Do this: Write out the listing below again, precisely as it is given.

Collected data:

---+---

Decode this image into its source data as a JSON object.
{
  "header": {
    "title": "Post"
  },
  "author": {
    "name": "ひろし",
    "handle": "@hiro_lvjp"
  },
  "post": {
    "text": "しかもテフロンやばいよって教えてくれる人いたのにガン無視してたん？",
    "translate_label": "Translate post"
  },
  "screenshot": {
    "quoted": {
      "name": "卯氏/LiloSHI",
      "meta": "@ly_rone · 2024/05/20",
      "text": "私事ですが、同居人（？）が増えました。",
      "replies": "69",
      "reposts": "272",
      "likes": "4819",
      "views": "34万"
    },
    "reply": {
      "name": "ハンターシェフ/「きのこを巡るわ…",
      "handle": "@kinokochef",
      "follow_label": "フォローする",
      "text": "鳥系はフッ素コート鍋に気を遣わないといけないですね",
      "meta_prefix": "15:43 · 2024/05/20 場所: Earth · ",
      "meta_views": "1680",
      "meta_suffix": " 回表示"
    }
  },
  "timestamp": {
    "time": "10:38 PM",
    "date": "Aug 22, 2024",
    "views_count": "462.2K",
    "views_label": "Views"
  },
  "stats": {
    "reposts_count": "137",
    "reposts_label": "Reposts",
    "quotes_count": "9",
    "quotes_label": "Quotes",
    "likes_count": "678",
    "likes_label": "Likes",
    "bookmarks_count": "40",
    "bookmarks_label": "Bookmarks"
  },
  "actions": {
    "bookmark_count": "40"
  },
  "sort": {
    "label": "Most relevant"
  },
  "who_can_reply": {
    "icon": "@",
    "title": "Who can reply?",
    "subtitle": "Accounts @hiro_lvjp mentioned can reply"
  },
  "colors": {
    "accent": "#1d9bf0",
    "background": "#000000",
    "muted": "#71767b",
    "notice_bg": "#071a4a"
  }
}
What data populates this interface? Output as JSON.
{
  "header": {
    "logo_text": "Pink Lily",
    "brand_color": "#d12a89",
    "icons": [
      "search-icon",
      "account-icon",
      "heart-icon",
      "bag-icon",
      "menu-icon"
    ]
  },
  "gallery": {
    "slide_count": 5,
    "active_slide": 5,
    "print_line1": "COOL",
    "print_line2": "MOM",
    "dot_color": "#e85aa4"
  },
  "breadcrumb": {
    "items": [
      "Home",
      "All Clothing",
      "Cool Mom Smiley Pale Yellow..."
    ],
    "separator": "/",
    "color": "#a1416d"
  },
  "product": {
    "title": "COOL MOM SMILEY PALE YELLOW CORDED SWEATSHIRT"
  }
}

---+---

Correct response:
Decode this image into its source data as a JSON object.
{
  "header": {
    "title": "Post"
  },
  "author": {
    "name": "ひろし",
    "handle": "@hiro_lvjp"
  },
  "post": {
    "text": "しかもテフロンやばいよって教えてくれる人いたのにガン無視してたん？",
    "translate_label": "Translate post"
  },
  "screenshot": {
    "quoted": {
      "name": "卯氏/LiloSHI",
      "meta": "@ly_rone · 2024/05/20",
      "text": "私事ですが、同居人（？）が増えました。",
      "replies": "69",
      "reposts": "272",
      "likes": "4819",
      "views": "34万"
    },
    "reply": {
      "name": "ハンターシェフ/「きのこを巡るわ…",
      "handle": "@kinokochef",
      "follow_label": "フォローする",
      "text": "鳥系はフッ素コート鍋に気を遣わないといけないですね",
      "meta_prefix": "15:43 · 2024/05/20 場所: Earth · ",
      "meta_views": "1680",
      "meta_suffix": " 回表示"
    }
  },
  "timestamp": {
    "time": "10:38 PM",
    "date": "Aug 22, 2024",
    "views_count": "462.2K",
    "views_label": "Views"
  },
  "stats": {
    "reposts_count": "137",
    "reposts_label": "Reposts",
    "quotes_count": "9",
    "quotes_label": "Quotes",
    "likes_count": "678",
    "likes_label": "Likes",
    "bookmarks_count": "40",
    "bookmarks_label": "Bookmarks"
  },
  "actions": {
    "bookmark_count": "40"
  },
  "sort": {
    "label": "Most relevant"
  },
  "who_can_reply": {
    "icon": "@",
    "title": "Who can reply?",
    "subtitle": "Accounts @hiro_lvjp mentioned can reply"
  },
  "colors": {
    "accent": "#1d9bf0",
    "background": "#000000",
    "muted": "#71767b",
    "notice_bg": "#071a4a"
  }
}
What data populates this interface? Output as JSON.
{
  "header": {
    "logo_text": "Pink Lily",
    "brand_color": "#d12a89",
    "icons": [
      "search-icon",
      "account-icon",
      "heart-icon",
      "bag-icon",
      "menu-icon"
    ]
  },
  "gallery": {
    "slide_count": 5,
    "active_slide": 5,
    "print_line1": "COOL",
    "print_line2": "MOM",
    "dot_color": "#e85aa4"
  },
  "breadcrumb": {
    "items": [
      "Home",
      "All Clothing",
      "Cool Mom Smiley Pale Yellow..."
    ],
    "separator": "/",
    "color": "#a1416d"
  },
  "product": {
    "title": "COOL MOM SMILEY PALE YELLOW CORDED SWEATSHIRT"
  }
}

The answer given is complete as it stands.